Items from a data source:
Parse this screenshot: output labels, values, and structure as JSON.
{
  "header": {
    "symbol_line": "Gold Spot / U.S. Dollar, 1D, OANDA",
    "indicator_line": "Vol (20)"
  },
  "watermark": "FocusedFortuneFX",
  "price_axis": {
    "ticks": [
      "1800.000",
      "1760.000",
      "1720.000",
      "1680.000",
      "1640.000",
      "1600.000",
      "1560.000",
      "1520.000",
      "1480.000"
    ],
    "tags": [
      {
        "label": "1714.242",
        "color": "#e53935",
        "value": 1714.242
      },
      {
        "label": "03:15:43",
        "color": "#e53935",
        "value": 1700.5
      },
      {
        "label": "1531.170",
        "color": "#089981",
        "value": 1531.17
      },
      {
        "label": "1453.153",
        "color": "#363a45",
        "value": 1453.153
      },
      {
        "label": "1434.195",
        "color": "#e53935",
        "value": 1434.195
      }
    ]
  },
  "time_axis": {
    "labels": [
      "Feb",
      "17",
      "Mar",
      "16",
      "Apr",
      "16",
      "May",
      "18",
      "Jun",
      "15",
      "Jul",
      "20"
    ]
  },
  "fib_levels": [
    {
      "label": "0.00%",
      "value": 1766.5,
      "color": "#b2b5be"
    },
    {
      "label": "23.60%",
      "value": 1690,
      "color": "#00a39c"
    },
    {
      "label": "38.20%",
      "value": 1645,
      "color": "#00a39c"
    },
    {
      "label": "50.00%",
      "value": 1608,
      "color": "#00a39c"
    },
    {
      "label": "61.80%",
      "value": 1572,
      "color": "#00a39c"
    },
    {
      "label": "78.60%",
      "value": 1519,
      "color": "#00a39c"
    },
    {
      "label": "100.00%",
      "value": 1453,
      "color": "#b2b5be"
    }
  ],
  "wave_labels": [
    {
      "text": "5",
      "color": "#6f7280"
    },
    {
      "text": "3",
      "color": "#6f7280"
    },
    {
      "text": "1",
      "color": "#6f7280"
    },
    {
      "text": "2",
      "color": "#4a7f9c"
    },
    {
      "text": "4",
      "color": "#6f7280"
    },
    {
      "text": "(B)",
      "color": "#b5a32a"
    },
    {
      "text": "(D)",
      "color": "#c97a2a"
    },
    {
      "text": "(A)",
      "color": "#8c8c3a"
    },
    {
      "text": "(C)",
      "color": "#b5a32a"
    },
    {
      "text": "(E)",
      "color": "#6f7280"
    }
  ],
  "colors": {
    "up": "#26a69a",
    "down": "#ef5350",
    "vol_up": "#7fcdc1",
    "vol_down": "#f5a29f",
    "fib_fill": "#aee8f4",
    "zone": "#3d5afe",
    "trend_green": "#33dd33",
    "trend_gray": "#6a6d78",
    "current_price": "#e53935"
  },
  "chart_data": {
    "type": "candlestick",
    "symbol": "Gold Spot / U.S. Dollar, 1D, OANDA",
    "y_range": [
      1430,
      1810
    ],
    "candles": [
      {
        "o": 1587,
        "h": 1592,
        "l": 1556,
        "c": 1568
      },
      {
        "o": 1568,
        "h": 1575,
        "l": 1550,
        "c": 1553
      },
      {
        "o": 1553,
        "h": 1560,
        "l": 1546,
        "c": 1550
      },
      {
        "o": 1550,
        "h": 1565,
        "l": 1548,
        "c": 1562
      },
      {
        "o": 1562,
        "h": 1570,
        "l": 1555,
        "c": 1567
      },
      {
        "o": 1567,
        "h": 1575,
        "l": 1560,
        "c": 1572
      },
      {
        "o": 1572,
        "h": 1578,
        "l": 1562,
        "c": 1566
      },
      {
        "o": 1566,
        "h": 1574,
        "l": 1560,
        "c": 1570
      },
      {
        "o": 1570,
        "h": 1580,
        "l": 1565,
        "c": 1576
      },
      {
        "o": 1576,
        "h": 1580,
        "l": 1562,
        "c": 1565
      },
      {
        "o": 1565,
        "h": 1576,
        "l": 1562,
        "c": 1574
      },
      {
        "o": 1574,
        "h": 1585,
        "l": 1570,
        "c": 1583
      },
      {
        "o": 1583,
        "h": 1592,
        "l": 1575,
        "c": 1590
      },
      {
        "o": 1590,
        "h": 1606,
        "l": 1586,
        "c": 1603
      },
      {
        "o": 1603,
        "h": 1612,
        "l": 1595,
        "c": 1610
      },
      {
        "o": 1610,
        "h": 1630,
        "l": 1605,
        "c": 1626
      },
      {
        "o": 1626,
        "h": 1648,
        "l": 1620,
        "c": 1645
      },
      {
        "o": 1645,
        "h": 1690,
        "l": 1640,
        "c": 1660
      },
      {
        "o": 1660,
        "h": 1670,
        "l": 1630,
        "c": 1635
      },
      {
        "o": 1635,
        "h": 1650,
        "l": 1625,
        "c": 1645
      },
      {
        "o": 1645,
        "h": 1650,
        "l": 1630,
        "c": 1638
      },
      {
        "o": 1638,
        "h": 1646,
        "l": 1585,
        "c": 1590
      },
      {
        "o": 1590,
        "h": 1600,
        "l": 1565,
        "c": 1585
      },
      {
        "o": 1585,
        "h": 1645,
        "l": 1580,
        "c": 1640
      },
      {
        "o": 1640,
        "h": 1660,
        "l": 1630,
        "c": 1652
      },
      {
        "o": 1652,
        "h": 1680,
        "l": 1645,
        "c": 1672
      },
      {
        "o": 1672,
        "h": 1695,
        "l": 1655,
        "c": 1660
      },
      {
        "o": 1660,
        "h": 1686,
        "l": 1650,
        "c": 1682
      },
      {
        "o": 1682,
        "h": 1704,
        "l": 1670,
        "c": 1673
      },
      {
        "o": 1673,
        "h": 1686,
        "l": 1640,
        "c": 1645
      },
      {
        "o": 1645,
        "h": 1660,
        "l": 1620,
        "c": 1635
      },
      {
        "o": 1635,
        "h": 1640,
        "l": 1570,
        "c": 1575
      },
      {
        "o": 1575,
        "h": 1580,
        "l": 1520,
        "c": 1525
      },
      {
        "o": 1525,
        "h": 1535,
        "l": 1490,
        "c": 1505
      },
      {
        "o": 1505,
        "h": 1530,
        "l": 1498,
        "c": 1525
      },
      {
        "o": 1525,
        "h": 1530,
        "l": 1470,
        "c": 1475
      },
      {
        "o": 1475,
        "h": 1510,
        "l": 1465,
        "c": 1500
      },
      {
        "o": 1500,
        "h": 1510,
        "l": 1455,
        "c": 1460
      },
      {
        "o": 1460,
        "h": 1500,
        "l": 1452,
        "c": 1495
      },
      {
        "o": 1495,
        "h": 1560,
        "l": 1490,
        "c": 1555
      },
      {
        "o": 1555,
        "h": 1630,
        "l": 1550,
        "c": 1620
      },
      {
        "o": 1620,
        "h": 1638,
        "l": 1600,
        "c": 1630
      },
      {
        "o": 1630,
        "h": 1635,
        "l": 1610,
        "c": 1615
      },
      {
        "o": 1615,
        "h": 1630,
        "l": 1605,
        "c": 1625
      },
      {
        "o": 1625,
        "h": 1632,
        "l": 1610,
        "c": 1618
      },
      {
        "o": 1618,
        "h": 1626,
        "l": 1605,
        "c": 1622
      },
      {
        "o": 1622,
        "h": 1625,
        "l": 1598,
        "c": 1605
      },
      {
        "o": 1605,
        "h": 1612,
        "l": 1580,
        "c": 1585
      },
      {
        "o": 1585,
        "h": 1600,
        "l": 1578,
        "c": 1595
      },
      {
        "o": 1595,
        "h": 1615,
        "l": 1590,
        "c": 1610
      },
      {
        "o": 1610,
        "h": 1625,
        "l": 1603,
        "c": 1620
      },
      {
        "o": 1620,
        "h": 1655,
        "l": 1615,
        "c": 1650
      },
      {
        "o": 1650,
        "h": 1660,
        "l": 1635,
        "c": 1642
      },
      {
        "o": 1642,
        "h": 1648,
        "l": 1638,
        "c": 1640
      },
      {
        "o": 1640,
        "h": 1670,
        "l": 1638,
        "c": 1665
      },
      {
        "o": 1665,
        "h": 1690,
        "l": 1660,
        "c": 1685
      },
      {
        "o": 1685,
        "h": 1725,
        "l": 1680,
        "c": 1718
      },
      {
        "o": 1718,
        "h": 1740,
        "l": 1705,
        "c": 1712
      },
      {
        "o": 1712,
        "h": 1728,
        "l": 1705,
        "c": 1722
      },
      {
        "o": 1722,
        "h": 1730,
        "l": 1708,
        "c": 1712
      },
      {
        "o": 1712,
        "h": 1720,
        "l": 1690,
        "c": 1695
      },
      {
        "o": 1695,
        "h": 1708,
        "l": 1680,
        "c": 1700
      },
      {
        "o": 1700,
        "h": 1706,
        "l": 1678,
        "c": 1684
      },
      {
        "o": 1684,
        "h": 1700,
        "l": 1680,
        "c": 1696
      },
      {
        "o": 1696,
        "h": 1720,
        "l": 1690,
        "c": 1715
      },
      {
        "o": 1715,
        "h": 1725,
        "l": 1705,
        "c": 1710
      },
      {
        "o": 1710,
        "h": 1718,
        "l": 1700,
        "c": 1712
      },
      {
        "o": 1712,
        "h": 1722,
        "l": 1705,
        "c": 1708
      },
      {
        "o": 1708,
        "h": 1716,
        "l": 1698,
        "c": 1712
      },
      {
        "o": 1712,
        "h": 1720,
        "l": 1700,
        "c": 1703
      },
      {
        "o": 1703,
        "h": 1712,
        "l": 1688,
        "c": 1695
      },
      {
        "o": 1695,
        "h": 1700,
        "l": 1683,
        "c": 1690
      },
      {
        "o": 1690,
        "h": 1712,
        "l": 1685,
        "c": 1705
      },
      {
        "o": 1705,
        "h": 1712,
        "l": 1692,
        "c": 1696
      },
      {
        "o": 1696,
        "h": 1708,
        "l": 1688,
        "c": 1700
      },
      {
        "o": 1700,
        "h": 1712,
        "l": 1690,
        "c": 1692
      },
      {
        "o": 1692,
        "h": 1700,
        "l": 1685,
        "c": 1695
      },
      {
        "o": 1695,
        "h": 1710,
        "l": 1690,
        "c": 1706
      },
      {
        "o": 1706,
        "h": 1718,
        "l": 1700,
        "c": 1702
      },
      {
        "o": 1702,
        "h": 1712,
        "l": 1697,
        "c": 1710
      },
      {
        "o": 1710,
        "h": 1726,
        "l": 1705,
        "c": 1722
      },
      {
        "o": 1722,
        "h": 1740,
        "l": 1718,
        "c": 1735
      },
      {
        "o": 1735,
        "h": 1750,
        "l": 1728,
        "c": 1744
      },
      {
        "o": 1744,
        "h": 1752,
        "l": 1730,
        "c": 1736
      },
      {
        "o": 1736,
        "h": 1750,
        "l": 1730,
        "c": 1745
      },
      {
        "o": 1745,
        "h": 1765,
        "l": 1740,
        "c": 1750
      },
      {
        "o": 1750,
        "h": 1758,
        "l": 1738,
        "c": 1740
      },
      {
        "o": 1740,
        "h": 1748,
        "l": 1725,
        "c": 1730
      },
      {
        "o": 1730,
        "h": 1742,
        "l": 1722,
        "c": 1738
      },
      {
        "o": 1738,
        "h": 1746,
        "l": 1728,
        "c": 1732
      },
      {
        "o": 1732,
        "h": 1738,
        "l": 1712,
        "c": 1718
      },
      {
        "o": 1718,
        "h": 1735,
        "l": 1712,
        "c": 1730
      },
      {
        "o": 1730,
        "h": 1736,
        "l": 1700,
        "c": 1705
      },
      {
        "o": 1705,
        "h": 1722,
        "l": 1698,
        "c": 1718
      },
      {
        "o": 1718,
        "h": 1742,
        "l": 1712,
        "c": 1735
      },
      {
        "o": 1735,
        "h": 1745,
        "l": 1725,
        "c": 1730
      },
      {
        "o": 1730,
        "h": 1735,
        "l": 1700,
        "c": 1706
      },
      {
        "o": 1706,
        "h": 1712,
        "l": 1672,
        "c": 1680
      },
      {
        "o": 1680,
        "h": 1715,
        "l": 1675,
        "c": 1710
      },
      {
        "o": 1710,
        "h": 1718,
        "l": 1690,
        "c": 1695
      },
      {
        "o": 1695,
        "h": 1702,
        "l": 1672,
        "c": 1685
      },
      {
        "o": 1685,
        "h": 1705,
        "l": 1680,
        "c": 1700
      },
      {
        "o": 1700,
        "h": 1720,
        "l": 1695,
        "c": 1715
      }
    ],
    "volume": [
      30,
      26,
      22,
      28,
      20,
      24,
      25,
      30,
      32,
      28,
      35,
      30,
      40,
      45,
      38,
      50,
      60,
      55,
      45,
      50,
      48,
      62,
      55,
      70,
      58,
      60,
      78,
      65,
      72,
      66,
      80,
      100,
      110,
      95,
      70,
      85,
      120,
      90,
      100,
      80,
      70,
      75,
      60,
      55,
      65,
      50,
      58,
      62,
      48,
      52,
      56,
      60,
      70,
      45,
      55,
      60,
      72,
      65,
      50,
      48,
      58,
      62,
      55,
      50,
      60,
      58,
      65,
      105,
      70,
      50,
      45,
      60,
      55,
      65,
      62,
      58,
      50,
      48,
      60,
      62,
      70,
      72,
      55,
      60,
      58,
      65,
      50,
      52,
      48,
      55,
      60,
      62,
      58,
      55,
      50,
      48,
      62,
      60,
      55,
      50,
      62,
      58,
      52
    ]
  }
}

● **INSTRUCTIONS FOR THE TASK**
Each line that contains the string "Spot" counts once; report how many such lines the entries have, giving only the number.

● **CORRECT OUTPUT**
2